» Okuma Metni:
TÜRKÇEMİZİ DOĞRU KULLANMANIN ÖNEMİ
Dilimizi doğru kullanmak, kelimeleri yerinde ve düzgün bir Türkçeyle söyleyiş çok önemlidir. Bir harfinin, hatta bir virgülün bile yeri çok çok önemlidir. Gençlik yıllarımda 1976 yılında Divriği Maden işçilerinin ilk grevini Numan Esin´in İstanbul´da yayın yapan Vatan Gazetesi´nde haber olarak yayınladım. Haber sendikacıların hoşuna gitmiş panolarına asmışlardı.
Haberi yayınlamama yardımcı olan değerli rahmetli gazeteci, dergici Doğan Yurdakul Ağabey beni gazetenin İstanbul Cağaloğlu´nda bulunan Ankara Caddesi´ndeki merkezine götürerek, yurt haberlerinin muhabiri yapmış, yazdığım haberi de yayınlamıştı. Getirdiğim “Grev” haberi çok önemli haberdi. O gün gazetenin Genel Yayın Yönetmeni Emil Galip ağabey ve çok sayıda yazarı ve çalışanıyla tanıştım. Beni gazetedekilerle tanıştırırken “Bu arkadaş Anadolu Kartalı, bunu iyi tanıyın” demişti. Herkesin gözleri pırıl pırıl, sevgi doluydu. Bu sözler beni çok etkilemiş ve yüreklendirmişti. Doğan Yurdakul ağabey o gün bana haberin ve fotoğrafların önemini anlatmıştı. Bana verdiği ilk derste “Beş N bir K”nın habercilikteki önemini “ Ne? Nasıl? Neden? Nerede? Ne zaman? Kim?” sorularının haberde cevaplanması gerektiğini anlattı. Köpeklerin insanları ısırmasının gazeteye girecek kadar bir haber olmadığını, bir haberin haber olması için “insanın köpeği ısırması gerektiğini” anlattı.

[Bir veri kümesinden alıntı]
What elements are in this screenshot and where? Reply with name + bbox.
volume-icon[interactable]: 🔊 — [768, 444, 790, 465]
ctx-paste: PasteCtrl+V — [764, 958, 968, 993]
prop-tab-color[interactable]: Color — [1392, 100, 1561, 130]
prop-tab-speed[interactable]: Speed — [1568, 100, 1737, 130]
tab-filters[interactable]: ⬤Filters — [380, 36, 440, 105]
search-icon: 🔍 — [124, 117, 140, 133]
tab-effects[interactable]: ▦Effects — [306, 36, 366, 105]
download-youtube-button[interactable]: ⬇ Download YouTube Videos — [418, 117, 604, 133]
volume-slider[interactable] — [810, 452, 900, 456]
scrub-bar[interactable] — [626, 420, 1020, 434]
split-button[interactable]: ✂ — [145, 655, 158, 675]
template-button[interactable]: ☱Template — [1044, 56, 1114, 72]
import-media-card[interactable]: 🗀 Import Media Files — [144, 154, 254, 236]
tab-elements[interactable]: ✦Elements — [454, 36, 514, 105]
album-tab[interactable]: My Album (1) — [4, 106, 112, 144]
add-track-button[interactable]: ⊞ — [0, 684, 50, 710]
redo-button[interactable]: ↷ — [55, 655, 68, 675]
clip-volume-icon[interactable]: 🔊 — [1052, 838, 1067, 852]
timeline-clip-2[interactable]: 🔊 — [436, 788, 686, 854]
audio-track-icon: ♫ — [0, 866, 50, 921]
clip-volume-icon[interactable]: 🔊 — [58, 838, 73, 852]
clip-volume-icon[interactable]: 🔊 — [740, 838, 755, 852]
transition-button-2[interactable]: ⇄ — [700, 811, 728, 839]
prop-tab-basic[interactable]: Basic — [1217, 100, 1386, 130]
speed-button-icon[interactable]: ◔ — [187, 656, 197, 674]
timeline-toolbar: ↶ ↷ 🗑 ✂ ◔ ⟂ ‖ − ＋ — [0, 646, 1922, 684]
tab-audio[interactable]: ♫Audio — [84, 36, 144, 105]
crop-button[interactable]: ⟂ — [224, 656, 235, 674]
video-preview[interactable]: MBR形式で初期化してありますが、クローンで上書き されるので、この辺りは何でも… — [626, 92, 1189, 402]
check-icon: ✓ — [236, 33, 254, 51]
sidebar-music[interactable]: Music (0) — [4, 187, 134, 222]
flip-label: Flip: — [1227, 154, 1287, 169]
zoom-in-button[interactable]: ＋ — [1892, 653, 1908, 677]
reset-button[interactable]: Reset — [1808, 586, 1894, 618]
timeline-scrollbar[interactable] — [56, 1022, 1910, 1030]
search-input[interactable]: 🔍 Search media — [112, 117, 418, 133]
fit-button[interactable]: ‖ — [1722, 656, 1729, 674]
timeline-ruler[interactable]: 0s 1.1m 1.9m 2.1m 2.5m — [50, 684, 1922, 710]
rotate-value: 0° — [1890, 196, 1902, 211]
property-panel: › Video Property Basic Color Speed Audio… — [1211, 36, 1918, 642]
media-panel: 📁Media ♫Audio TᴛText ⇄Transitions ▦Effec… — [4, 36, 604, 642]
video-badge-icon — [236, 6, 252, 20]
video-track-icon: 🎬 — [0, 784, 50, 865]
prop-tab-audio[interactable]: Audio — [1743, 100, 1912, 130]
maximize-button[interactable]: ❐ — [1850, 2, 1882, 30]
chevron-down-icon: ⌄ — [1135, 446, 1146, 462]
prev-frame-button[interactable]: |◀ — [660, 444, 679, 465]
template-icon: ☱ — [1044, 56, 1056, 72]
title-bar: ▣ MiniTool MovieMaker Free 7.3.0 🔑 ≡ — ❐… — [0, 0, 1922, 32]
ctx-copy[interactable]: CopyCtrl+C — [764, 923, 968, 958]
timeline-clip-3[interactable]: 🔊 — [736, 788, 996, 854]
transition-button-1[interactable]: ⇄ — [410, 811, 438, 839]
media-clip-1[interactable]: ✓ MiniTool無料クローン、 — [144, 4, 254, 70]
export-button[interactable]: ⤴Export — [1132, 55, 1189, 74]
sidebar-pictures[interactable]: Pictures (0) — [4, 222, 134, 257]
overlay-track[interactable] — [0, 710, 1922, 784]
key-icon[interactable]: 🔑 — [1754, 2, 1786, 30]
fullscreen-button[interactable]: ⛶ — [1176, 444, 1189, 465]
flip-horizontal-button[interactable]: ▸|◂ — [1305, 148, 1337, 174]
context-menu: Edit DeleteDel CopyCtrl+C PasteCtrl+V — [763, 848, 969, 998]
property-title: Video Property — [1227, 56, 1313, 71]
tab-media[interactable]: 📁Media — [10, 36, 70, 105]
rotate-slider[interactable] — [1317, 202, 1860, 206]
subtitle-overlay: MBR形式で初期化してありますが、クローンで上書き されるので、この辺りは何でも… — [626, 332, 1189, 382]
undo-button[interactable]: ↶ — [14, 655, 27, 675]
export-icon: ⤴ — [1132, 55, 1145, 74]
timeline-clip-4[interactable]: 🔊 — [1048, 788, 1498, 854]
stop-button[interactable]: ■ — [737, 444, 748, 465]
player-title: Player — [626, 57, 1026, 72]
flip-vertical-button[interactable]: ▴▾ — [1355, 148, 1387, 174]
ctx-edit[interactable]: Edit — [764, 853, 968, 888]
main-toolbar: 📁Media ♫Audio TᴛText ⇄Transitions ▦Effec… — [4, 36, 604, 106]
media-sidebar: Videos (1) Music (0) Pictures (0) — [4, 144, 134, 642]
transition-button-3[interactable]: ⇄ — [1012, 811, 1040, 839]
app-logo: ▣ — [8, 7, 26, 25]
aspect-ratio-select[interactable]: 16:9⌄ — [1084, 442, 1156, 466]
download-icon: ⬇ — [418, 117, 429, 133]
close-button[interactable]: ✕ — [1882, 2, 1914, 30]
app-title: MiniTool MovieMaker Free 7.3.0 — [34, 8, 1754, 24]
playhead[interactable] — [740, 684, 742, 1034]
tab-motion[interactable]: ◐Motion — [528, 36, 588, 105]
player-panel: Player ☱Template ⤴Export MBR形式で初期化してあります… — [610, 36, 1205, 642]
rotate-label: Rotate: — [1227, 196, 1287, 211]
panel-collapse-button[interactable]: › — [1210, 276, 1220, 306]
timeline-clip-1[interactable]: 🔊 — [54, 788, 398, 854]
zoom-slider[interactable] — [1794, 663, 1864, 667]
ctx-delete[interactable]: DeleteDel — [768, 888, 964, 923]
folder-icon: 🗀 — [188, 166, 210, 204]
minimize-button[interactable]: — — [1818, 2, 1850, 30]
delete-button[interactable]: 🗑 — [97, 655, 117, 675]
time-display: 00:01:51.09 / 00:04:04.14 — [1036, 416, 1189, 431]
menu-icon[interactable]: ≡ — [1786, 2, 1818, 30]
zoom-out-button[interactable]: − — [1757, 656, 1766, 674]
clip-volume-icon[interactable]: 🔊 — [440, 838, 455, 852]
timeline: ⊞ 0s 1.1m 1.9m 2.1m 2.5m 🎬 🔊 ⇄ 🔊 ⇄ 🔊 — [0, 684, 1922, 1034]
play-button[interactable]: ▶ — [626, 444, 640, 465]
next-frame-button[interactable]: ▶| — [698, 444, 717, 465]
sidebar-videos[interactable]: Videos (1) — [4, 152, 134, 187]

» Yapılacak Görevler:
[A] Türkçeyi doğru kullanma yazısında "TÜRKÇEMİZİ DOĞRU KULLANMANIN" ile başlayıp "gitmiş panolarına asmışlardı." ile biten bölümü, "Divriği" adını "Kangal" olarak yeniden adlandırıp aktarın.
[B] Lütfen Türkçeyi doğru kullanma yazısını, gösterilen son cümlenin ardından devam ettirin.

» Görev Yanıtları:
[A]
TÜRKÇEMİZİ DOĞRU KULLANMANIN ÖNEMİ
Dilimizi doğru kullanmak, kelimeleri yerinde ve düzgün bir Türkçeyle söyleyiş çok önemlidir. Bir harfinin, hatta bir virgülün bile yeri çok çok önemlidir. Gençlik yıllarımda 1976 yılında Kangal Maden işçilerinin ilk grevini Numan Esin´in İstanbul´da yayın yapan Vatan Gazetesi´nde haber olarak yayınladım. Haber sendikacıların hoşuna gitmiş panolarına asmışlardı.

[B]
Bir muhabirin Türkçeyi çok iyi kullanması gerektiğini, bir virgülün bile yerinin önemli olduğunu söyledi. Orada anlattığı “Oku oğlum oku” temsili bugün gibi aklımda, yıllarca ben de sohbetlerimde dostlarıma anlattım. Padişahın oğlunu okutan öğretmeni, şehzadeye “Oku oğlum oku sen de baban gibi eşek olma” deyince padişah bu sözü duyup, öğretmeni hiddetle ayağına çağırtmış. Bre melun sen kimsin benim oğluma “Oku oğlum oku, sen de baban gibi eşek olma” dersin. Evet efendim, ben oğlunuza “Oku oğlum oku baban gibi” oku “eşek olma” dedim der. Ceza almaktan da kurtarır.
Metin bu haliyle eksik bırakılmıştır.